Only a number is expected: how many lines in the data below contain the word "batter".

════════

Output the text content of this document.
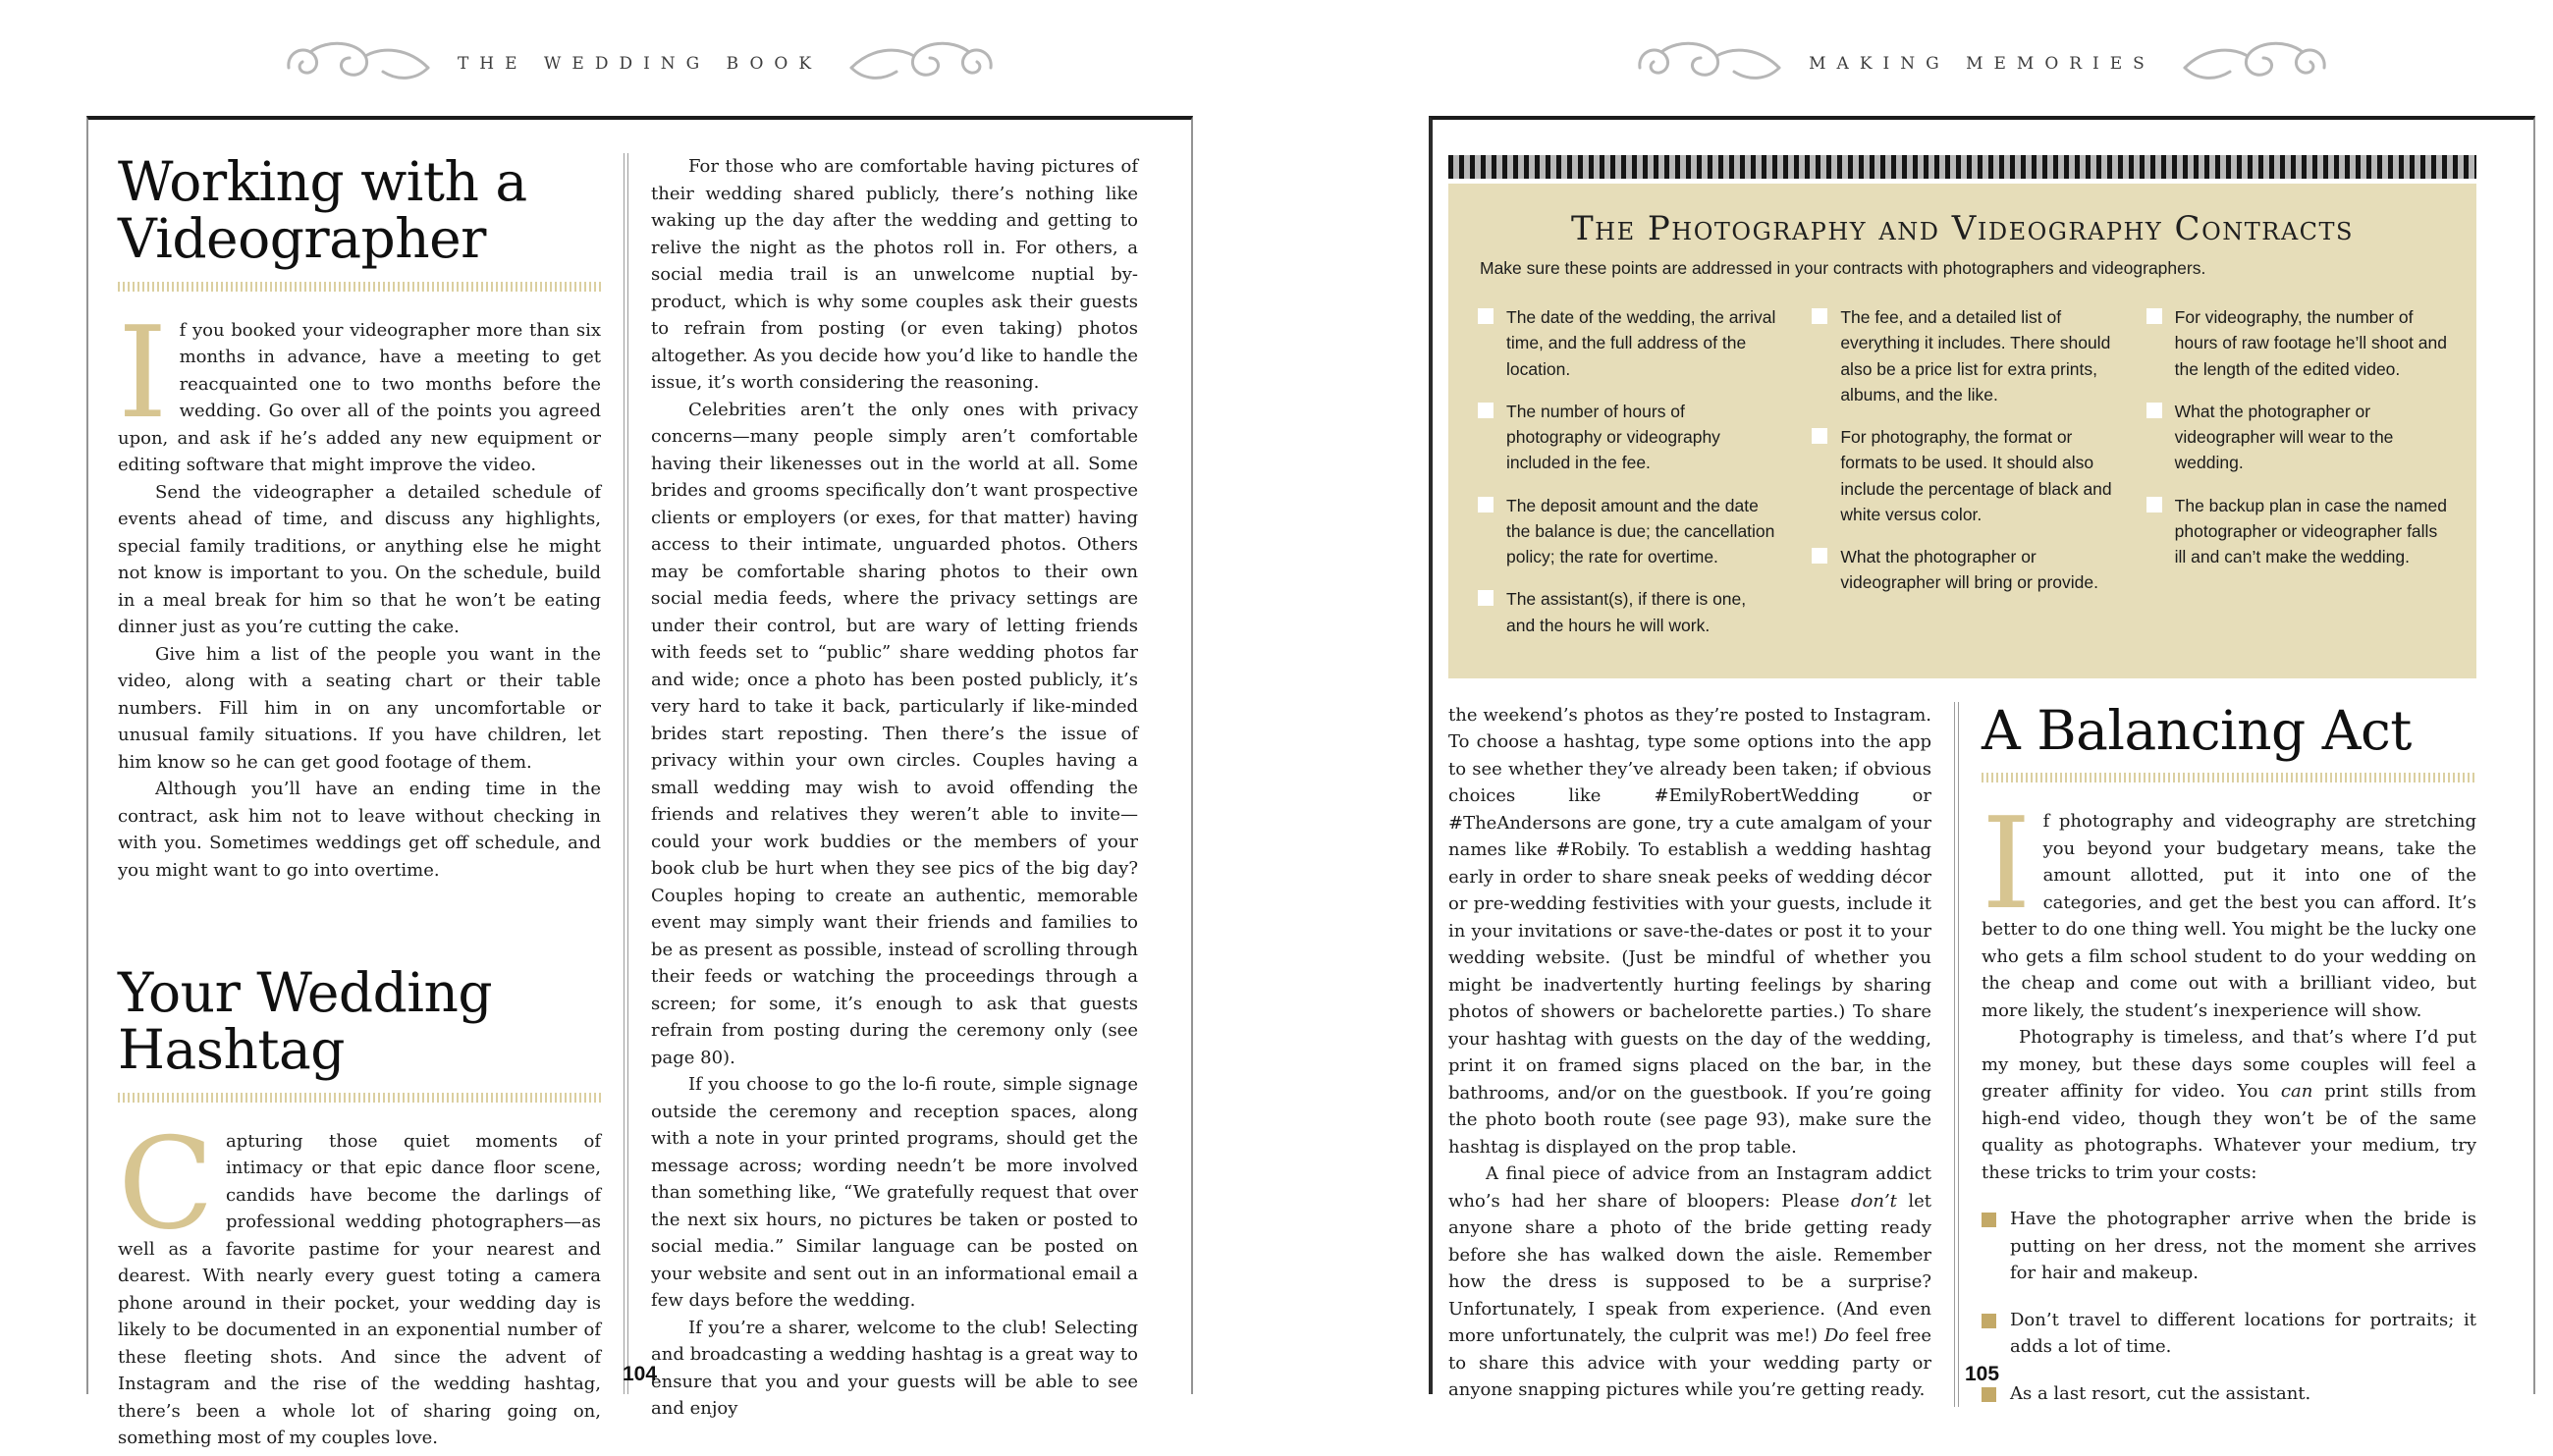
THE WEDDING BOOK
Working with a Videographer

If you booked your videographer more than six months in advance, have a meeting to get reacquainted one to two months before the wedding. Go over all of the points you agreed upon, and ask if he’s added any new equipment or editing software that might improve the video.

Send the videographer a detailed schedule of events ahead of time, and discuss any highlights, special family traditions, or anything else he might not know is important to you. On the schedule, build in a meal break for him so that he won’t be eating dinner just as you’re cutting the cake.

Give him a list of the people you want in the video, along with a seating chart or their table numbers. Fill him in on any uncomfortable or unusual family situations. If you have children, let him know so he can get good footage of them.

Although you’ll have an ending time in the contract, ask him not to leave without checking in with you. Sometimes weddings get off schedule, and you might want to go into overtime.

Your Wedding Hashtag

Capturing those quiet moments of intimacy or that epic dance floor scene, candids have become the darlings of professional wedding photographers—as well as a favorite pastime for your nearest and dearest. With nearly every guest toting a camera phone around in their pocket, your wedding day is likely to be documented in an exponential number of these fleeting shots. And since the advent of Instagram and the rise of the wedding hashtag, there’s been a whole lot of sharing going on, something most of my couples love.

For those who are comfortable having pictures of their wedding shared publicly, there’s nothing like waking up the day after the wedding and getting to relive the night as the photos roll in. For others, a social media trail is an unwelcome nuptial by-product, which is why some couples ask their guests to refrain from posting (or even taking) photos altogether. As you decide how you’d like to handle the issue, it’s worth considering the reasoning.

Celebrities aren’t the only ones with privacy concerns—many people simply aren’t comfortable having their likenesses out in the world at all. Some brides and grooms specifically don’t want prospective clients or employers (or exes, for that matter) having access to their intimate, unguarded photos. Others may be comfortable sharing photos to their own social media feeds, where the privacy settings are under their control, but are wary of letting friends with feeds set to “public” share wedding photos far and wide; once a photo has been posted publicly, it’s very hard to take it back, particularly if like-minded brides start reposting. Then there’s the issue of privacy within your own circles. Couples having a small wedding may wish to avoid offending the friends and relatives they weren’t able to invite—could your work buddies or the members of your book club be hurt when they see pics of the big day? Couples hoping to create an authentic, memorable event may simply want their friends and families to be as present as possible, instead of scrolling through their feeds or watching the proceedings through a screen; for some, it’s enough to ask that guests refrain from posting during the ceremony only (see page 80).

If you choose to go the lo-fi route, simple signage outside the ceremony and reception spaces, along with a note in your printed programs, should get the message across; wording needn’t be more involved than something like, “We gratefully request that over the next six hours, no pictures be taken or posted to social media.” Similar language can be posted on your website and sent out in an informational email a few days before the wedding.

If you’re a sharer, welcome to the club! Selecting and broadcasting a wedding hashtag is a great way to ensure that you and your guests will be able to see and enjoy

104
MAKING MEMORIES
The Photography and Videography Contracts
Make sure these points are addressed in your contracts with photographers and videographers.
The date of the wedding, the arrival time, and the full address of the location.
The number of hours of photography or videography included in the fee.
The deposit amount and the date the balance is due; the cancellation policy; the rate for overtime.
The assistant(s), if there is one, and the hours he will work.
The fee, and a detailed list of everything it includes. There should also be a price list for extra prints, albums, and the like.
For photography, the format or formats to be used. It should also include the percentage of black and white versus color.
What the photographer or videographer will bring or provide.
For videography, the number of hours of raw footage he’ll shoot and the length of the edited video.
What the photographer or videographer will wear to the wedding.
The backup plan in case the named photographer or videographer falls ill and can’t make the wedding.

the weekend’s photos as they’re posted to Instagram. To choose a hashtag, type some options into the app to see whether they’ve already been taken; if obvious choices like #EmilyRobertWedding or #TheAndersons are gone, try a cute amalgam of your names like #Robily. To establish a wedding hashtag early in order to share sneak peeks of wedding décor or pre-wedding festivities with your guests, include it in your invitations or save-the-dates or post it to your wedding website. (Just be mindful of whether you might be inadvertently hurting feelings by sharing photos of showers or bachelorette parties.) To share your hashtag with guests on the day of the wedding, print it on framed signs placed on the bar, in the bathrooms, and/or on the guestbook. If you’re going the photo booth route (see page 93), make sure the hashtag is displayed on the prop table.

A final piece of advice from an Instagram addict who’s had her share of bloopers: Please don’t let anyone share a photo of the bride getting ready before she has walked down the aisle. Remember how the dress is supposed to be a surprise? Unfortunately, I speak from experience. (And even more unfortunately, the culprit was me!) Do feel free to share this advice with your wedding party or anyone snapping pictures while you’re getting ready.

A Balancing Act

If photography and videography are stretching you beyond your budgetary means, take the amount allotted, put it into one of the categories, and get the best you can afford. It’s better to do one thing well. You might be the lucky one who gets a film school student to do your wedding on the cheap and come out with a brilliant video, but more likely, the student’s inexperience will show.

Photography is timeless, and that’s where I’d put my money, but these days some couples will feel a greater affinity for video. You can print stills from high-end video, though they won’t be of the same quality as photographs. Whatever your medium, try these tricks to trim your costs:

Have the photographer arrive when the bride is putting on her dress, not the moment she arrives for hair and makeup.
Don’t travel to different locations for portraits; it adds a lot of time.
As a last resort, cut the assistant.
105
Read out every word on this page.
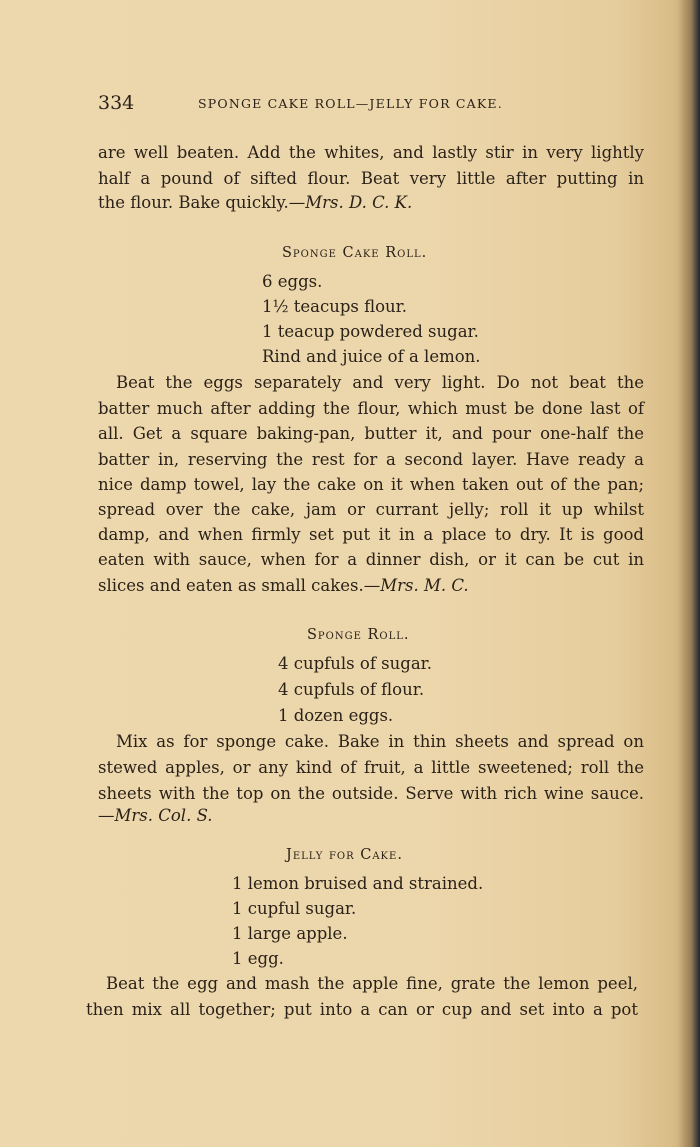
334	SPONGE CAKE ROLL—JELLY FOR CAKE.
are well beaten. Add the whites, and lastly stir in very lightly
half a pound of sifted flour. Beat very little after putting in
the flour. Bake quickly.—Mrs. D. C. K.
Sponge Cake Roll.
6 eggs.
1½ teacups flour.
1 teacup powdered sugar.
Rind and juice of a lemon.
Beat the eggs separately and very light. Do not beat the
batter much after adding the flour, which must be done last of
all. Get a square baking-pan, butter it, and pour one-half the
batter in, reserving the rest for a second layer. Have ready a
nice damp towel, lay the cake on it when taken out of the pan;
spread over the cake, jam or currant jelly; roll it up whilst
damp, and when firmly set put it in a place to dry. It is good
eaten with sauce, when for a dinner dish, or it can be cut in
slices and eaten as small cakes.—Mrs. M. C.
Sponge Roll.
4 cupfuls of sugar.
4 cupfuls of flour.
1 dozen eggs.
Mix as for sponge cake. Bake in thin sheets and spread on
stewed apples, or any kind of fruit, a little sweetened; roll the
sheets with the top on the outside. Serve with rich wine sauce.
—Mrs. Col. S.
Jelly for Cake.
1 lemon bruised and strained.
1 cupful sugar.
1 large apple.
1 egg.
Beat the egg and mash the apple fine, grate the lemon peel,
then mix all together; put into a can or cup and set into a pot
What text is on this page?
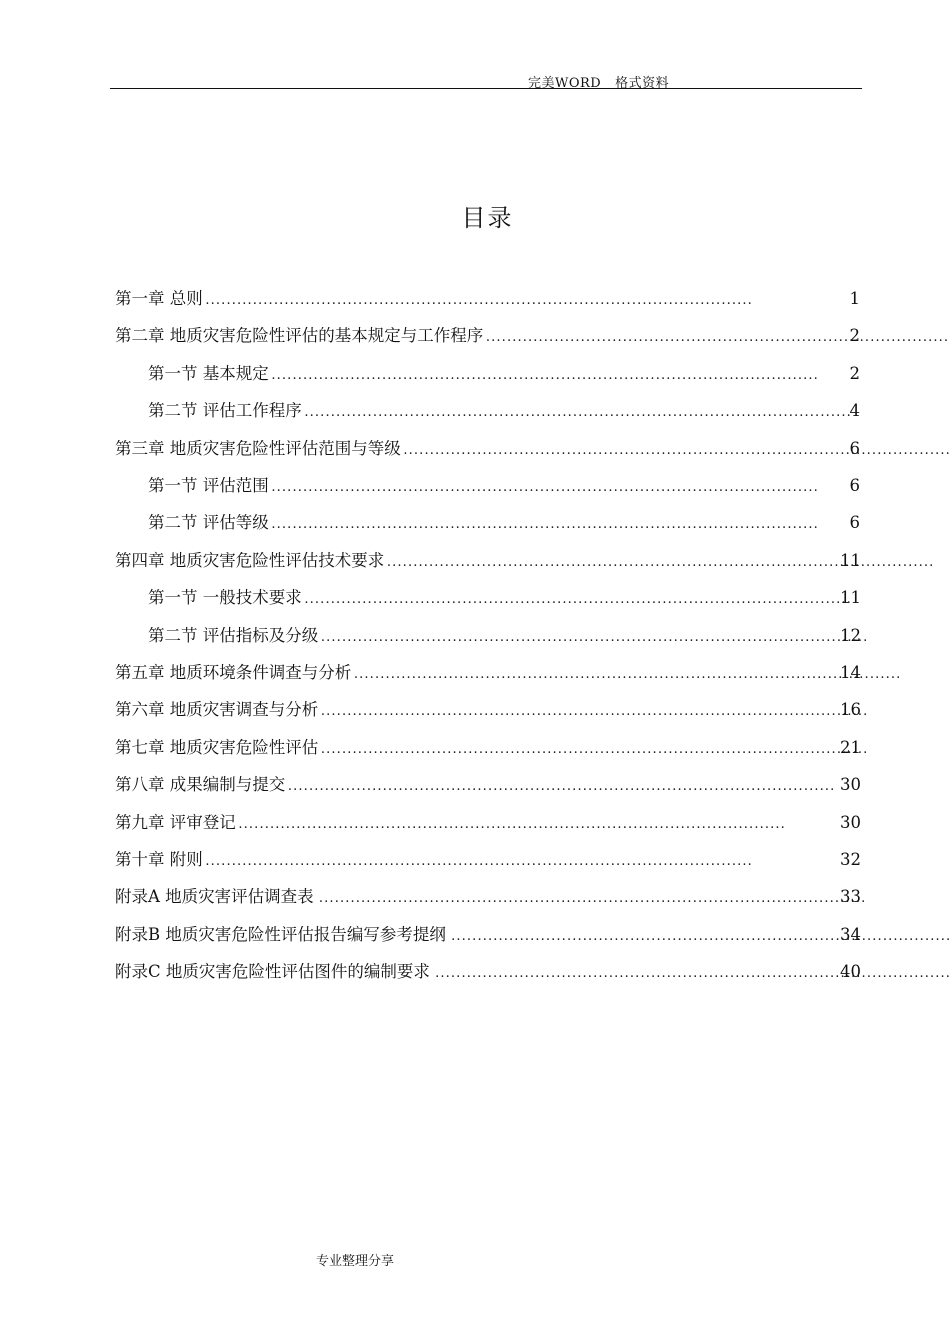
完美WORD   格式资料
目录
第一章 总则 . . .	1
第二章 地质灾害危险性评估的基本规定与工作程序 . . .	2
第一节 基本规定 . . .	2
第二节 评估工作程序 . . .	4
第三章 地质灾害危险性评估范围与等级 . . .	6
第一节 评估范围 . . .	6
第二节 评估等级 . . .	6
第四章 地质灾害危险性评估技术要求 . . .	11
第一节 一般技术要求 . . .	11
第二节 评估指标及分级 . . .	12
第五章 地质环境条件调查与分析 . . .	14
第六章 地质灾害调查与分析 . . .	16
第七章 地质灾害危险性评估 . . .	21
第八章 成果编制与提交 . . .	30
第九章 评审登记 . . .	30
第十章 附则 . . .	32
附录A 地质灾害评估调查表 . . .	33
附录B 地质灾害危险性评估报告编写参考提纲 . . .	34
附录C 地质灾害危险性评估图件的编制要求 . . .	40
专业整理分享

════════

▸ **RESULT OF THE EXERCISE**: 2